Task details →
Copy out the listing with "tie down system" substituted by "cargo restraint system" wherever it occurs, keeping every other word unchanged and leaving out the pictures.

Data to process →

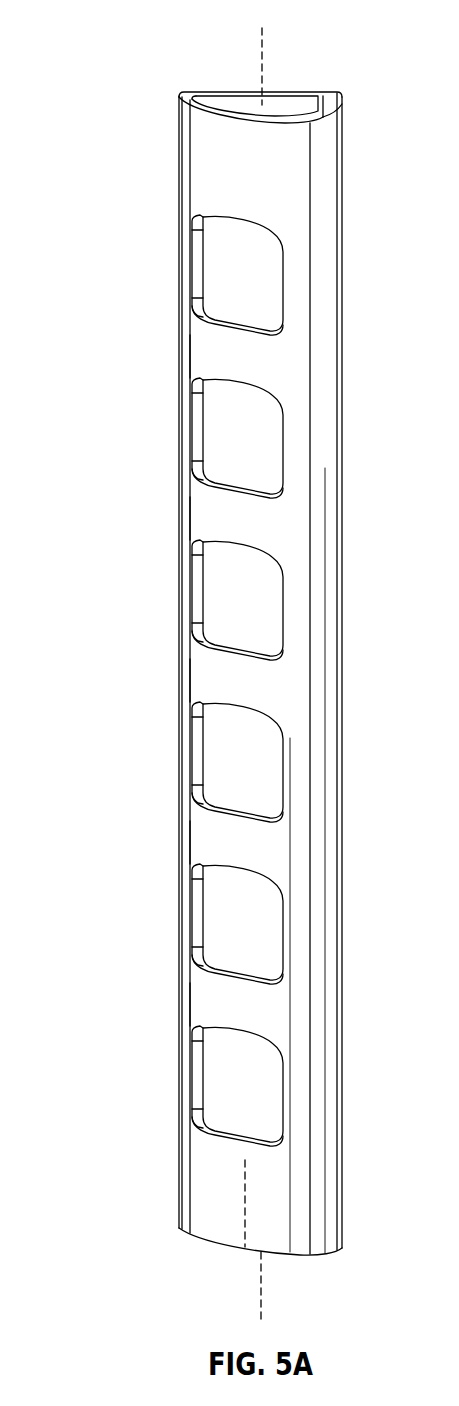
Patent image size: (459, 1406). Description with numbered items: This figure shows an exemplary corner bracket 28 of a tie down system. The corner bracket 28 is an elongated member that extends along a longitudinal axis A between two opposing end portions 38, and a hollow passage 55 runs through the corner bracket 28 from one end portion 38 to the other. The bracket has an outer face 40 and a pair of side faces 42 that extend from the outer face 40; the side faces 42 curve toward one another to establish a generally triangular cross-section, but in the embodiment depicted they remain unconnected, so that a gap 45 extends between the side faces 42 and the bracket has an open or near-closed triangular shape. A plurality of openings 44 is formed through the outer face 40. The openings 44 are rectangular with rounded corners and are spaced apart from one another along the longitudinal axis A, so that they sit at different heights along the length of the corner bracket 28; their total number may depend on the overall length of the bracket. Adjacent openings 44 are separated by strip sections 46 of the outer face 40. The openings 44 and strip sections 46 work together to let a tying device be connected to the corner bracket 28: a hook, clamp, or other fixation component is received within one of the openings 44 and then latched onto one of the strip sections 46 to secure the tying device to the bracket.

The corner bracket 28 is at (220, 660).
The end portions 38 is at (155, 108).
The outer face 40 is at (245, 634).
The side faces 42 is at (218, 88).
The openings 44 is at (218, 258).
The gap 45 is at (322, 92).
The strip sections 46 is at (210, 347).
The hollow passage 55 is at (283, 108).
The longitudinal axis A is at (262, 28).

Reply →
Patent image size: (459, 1406). Description with numbered items: This figure shows an exemplary corner bracket 28 of a cargo restraint system. The corner bracket 28 is an elongated member that extends along a longitudinal axis A between two opposing end portions 38, and a hollow passage 55 runs through the corner bracket 28 from one end portion 38 to the other. The bracket has an outer face 40 and a pair of side faces 42 that extend from the outer face 40; the side faces 42 curve toward one another to establish a generally triangular cross-section, but in the embodiment depicted they remain unconnected, so that a gap 45 extends between the side faces 42 and the bracket has an open or near-closed triangular shape. A plurality of openings 44 is formed through the outer face 40. The openings 44 are rectangular with rounded corners and are spaced apart from one another along the longitudinal axis A, so that they sit at different heights along the length of the corner bracket 28; their total number may depend on the overall length of the bracket. Adjacent openings 44 are separated by strip sections 46 of the outer face 40. The openings 44 and strip sections 46 work together to let a tying device be connected to the corner bracket 28: a hook, clamp, or other fixation component is received within one of the openings 44 and then latched onto one of the strip sections 46 to secure the tying device to the bracket.

The corner bracket 28 is at (220, 660).
The end portions 38 is at (155, 108).
The outer face 40 is at (245, 634).
The side faces 42 is at (218, 88).
The openings 44 is at (218, 258).
The gap 45 is at (322, 92).
The strip sections 46 is at (210, 347).
The hollow passage 55 is at (283, 108).
The longitudinal axis A is at (262, 28).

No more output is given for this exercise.